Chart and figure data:
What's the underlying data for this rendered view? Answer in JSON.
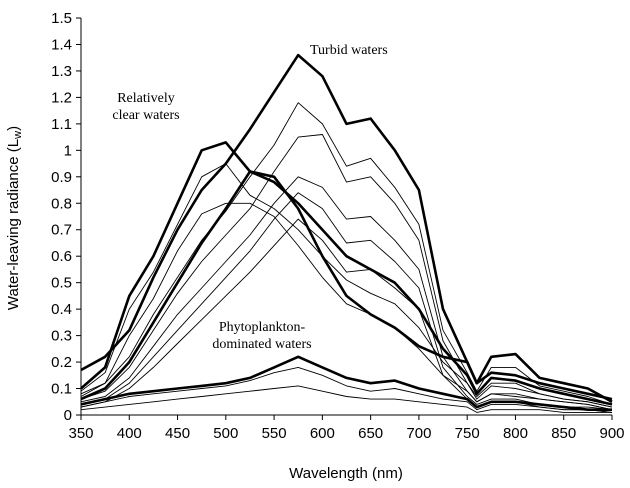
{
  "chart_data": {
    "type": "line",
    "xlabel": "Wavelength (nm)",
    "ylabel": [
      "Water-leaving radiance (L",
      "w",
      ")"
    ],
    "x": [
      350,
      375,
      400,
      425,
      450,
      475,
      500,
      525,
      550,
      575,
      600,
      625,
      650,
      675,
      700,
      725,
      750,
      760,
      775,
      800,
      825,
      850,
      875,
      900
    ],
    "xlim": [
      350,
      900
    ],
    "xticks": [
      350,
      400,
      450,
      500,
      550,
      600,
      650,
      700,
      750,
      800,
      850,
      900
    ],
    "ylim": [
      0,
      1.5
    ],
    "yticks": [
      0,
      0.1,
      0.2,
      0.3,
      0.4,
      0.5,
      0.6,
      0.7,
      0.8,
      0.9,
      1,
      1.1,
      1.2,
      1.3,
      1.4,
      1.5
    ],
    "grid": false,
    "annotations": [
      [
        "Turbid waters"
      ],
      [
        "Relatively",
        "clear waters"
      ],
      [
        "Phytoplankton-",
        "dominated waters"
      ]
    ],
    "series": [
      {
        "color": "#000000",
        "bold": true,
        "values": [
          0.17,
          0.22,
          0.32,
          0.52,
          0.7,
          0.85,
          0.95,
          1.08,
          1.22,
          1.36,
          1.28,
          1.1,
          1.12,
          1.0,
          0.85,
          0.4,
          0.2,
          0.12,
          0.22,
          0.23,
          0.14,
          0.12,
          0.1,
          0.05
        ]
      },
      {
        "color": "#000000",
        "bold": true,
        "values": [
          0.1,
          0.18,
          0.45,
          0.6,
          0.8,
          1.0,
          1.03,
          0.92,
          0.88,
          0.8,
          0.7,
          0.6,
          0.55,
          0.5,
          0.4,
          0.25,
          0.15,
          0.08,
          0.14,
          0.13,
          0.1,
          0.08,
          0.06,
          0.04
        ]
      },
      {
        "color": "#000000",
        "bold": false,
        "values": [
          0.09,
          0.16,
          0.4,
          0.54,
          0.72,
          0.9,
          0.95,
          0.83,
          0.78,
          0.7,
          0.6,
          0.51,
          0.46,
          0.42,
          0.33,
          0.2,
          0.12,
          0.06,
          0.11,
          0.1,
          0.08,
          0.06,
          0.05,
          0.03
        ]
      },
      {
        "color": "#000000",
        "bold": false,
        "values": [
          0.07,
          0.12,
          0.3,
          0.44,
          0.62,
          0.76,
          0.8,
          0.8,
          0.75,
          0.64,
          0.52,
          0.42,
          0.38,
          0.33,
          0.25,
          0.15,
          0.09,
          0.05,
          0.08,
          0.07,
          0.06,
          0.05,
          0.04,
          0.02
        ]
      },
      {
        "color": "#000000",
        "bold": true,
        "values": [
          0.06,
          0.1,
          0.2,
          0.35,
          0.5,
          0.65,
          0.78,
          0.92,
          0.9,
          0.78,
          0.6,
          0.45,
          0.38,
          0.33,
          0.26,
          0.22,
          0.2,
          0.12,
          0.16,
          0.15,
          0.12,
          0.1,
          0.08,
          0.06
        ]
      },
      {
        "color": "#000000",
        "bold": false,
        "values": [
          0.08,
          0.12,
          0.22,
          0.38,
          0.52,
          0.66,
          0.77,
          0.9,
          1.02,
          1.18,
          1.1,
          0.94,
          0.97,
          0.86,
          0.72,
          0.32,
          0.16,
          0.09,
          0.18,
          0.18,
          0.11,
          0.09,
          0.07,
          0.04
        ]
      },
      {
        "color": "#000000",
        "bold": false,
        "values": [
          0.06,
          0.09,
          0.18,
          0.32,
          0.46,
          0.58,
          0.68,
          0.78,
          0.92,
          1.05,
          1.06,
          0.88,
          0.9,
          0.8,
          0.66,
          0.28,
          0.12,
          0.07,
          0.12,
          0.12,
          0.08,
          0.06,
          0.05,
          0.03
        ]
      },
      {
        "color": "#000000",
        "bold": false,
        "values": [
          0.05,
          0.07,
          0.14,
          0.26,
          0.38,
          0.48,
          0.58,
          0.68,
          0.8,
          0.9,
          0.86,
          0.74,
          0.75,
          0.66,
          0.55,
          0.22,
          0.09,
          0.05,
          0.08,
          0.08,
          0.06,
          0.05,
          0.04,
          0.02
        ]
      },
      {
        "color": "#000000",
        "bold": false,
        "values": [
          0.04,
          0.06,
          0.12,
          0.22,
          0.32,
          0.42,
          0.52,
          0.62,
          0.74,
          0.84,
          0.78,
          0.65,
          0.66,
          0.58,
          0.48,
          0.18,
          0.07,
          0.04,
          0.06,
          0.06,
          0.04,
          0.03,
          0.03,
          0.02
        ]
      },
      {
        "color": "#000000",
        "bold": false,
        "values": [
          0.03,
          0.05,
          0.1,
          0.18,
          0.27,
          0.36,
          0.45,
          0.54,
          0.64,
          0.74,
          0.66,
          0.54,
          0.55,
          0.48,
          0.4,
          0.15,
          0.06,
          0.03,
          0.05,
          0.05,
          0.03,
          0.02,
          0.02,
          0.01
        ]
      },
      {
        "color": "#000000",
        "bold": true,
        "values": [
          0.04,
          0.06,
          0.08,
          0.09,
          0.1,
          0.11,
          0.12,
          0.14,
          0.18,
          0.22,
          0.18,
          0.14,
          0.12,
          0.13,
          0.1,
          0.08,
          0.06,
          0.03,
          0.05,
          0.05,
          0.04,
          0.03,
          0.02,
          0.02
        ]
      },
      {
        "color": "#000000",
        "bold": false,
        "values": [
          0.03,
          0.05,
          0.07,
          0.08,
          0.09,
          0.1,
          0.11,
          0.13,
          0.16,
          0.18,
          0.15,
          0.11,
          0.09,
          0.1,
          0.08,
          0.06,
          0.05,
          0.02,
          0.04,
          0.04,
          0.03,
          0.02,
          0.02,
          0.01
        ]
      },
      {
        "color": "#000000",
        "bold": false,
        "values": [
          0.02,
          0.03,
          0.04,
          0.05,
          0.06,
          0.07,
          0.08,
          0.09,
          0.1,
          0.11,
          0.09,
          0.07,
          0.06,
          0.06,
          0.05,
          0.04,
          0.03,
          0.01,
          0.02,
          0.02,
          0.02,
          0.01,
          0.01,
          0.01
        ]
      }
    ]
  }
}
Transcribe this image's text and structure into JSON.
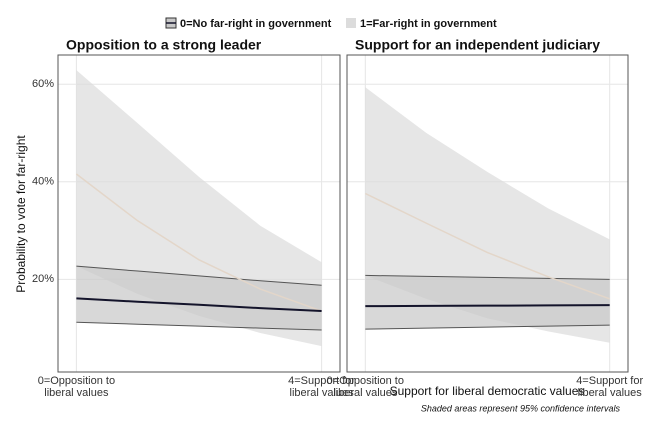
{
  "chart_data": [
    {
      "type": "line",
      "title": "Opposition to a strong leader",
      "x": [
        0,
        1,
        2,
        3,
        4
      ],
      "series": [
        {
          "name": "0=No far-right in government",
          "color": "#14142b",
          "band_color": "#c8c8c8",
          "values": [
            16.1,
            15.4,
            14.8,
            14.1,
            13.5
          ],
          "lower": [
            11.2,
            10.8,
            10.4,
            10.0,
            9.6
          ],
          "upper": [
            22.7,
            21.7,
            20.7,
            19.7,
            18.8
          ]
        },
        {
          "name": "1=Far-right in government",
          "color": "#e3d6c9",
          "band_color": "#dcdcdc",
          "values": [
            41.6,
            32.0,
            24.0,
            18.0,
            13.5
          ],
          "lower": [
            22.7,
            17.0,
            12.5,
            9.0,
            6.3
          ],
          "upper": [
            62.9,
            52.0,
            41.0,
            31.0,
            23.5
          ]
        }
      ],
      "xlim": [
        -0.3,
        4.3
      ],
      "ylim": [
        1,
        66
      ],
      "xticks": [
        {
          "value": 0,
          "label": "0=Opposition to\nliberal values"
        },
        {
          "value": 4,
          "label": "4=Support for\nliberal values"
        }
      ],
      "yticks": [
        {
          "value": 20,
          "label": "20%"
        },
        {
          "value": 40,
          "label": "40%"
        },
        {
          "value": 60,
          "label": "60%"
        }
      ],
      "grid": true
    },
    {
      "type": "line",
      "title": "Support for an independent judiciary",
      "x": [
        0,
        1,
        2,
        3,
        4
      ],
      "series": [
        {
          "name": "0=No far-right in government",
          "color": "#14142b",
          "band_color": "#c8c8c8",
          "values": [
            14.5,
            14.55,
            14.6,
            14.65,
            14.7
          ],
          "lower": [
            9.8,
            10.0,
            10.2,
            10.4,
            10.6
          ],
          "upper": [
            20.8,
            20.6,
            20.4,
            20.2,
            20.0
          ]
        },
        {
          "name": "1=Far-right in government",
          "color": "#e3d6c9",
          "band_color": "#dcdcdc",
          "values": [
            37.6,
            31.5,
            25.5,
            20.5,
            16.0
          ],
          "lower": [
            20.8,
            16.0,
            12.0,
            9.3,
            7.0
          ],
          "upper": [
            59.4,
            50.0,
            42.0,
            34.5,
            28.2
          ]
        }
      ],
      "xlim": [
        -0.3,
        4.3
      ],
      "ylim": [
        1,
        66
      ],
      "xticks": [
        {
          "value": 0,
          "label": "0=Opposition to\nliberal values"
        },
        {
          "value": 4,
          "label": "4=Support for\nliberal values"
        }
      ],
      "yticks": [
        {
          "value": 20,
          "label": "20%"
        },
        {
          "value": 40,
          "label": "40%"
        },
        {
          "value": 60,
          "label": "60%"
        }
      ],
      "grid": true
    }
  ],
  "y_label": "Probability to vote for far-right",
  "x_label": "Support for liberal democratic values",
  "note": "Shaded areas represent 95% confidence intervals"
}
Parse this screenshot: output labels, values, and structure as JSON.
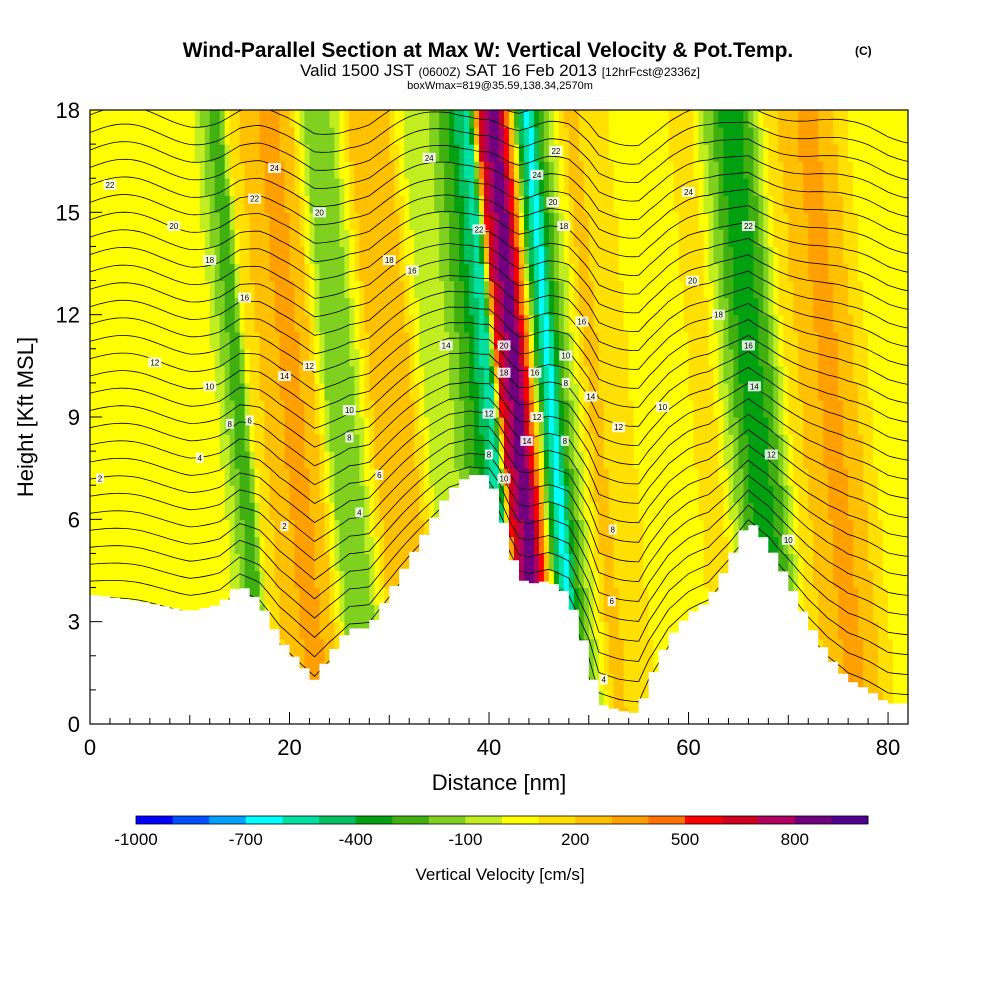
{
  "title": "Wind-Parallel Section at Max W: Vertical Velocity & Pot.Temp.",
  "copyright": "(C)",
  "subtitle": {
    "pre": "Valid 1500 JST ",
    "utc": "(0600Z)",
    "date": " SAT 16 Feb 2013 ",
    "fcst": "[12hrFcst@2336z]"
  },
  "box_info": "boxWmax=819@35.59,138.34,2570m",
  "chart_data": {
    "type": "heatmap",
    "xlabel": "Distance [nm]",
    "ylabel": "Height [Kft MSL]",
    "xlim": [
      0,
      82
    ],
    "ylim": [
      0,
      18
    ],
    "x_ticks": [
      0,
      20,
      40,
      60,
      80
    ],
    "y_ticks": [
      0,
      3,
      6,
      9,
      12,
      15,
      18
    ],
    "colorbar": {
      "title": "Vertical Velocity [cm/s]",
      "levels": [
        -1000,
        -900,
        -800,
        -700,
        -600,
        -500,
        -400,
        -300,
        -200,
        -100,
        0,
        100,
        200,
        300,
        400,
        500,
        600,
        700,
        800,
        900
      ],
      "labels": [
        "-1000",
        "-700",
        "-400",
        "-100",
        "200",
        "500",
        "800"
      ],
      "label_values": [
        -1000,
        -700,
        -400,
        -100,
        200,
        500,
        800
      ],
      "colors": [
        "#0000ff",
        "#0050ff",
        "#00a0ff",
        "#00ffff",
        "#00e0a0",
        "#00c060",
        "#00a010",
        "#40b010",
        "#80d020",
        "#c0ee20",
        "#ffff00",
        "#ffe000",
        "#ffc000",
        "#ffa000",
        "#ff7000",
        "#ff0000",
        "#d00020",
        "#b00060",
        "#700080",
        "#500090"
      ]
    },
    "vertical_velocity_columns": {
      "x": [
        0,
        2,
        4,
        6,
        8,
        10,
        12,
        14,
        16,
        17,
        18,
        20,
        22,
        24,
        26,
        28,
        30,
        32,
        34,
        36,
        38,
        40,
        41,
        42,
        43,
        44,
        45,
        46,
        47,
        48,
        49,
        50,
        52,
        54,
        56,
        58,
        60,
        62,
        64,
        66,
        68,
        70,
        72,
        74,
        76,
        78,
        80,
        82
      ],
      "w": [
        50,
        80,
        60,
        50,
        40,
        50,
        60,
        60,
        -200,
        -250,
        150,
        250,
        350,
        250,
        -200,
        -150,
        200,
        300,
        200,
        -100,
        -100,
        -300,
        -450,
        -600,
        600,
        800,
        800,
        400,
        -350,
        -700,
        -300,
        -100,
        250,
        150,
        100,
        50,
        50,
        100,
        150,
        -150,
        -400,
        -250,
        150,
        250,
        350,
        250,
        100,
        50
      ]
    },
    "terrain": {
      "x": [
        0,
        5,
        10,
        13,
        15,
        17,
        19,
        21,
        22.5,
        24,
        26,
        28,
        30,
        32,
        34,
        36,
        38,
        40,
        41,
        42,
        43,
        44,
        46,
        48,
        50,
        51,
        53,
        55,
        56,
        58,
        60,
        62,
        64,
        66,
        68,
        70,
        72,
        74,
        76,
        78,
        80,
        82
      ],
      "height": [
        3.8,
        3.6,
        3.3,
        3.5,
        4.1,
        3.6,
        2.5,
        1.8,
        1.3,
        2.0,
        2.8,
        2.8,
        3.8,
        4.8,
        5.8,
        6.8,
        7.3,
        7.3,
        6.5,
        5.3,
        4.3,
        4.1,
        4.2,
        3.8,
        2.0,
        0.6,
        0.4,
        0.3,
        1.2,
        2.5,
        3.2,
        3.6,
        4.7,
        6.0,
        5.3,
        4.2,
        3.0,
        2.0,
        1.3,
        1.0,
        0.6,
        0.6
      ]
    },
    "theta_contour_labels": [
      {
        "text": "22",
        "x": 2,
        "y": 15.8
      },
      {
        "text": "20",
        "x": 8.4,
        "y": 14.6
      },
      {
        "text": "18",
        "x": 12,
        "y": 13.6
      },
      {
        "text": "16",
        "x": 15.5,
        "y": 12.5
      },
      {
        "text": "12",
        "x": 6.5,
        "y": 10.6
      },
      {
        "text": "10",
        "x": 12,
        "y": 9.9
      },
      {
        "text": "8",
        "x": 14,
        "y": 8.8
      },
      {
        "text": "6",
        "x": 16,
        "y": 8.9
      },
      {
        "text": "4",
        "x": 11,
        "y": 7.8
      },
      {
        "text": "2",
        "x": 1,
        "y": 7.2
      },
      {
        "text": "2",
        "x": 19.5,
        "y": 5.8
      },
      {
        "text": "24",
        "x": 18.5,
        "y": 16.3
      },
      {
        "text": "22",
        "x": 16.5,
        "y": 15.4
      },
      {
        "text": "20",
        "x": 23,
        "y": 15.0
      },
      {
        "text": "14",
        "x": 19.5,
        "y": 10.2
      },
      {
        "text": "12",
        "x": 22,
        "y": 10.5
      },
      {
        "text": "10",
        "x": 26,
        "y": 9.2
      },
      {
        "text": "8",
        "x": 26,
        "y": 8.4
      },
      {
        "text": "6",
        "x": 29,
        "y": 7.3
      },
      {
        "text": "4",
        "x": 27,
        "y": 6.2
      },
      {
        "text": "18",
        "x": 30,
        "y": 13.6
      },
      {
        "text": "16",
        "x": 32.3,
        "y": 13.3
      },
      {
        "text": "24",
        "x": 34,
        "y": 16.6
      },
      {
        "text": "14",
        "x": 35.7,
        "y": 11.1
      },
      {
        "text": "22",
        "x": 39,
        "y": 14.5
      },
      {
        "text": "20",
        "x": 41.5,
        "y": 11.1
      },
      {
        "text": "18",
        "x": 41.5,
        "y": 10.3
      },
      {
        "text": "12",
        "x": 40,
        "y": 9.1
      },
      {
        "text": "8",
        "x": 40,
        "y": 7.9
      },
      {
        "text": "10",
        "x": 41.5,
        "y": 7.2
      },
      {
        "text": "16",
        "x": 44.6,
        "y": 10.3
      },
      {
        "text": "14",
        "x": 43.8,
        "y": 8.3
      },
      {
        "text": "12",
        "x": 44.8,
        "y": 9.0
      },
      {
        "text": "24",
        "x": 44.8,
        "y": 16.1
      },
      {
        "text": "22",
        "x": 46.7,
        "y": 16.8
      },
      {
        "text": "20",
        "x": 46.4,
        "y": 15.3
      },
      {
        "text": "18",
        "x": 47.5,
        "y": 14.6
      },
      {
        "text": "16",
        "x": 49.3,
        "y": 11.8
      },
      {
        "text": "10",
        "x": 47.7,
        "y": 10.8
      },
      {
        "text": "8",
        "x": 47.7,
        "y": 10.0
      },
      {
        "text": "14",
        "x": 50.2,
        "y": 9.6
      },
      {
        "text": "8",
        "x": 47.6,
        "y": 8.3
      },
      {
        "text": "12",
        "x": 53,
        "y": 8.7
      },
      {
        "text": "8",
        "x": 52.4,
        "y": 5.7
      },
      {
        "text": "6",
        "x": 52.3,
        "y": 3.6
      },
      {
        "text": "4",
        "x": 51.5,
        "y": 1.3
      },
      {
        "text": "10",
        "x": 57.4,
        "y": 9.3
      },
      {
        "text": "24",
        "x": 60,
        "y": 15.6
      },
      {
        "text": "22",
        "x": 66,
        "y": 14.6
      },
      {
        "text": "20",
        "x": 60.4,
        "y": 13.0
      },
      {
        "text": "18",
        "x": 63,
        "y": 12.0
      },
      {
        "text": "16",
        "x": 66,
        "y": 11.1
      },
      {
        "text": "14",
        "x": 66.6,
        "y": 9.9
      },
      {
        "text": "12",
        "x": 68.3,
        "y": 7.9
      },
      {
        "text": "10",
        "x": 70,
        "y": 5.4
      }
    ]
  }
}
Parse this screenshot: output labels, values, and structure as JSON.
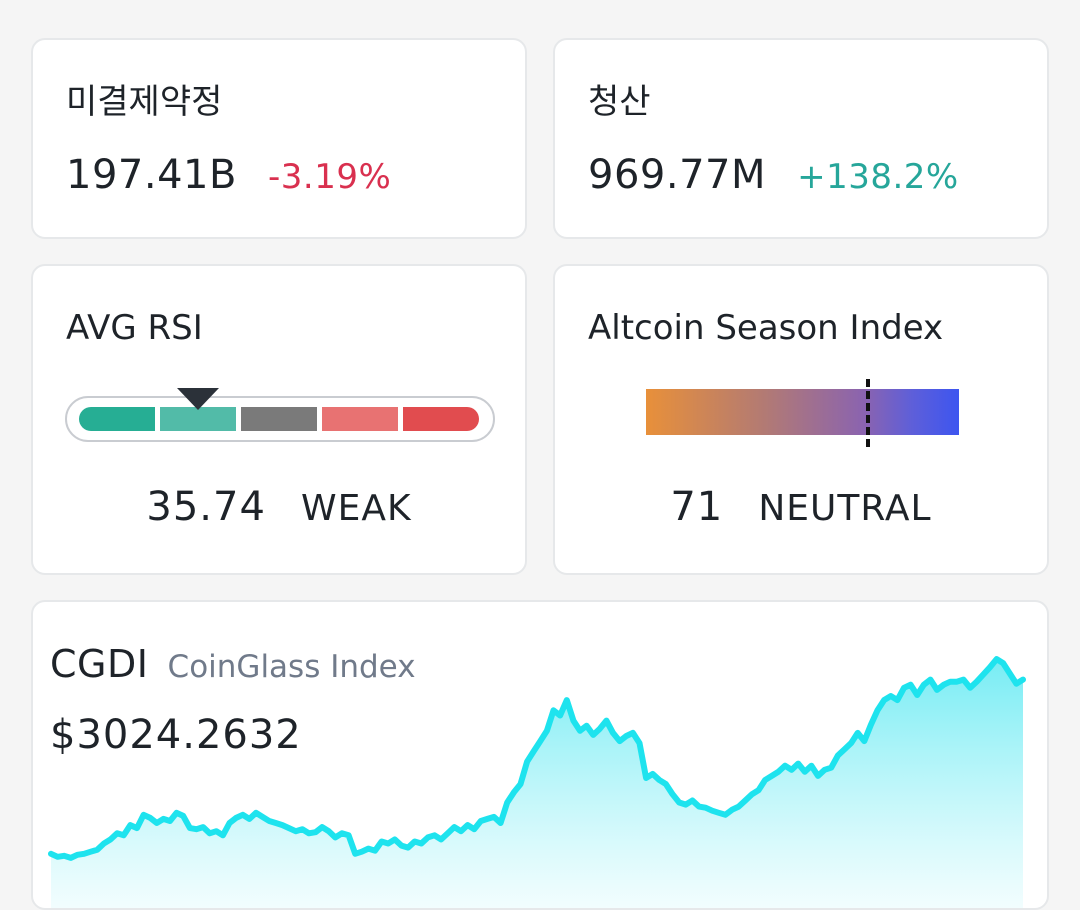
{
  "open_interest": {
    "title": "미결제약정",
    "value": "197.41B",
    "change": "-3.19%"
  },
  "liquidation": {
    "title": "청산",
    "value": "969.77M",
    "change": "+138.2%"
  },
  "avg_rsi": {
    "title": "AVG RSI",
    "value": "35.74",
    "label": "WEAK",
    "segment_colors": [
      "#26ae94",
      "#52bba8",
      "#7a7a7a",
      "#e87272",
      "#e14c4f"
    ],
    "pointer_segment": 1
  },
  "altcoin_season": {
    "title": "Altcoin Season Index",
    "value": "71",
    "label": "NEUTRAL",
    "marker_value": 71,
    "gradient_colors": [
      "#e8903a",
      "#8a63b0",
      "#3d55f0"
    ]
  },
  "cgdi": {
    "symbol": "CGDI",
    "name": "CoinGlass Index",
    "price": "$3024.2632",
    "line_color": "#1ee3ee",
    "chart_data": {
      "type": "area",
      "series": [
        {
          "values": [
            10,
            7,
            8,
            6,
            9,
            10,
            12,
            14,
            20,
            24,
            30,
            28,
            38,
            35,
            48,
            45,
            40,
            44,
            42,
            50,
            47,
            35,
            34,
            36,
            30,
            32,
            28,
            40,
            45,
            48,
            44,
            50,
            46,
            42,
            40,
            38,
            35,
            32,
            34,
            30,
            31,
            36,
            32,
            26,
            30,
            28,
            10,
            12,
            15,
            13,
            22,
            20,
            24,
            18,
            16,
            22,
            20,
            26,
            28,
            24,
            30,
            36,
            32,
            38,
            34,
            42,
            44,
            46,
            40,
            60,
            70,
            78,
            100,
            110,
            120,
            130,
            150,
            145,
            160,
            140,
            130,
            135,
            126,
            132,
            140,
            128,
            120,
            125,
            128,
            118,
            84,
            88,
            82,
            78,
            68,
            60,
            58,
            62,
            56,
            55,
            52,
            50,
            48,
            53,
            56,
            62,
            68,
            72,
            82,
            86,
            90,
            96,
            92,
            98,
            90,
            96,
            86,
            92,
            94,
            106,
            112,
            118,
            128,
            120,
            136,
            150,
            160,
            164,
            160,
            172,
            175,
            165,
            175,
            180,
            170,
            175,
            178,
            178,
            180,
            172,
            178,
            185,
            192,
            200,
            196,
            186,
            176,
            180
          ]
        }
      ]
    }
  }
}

Instructions to follow: Find the lines with the string "xlabel" and reproduce them.

Result of this task:
    "xlabel": "Wavelength (nm)",
    "xlabel": "Distance [nm]",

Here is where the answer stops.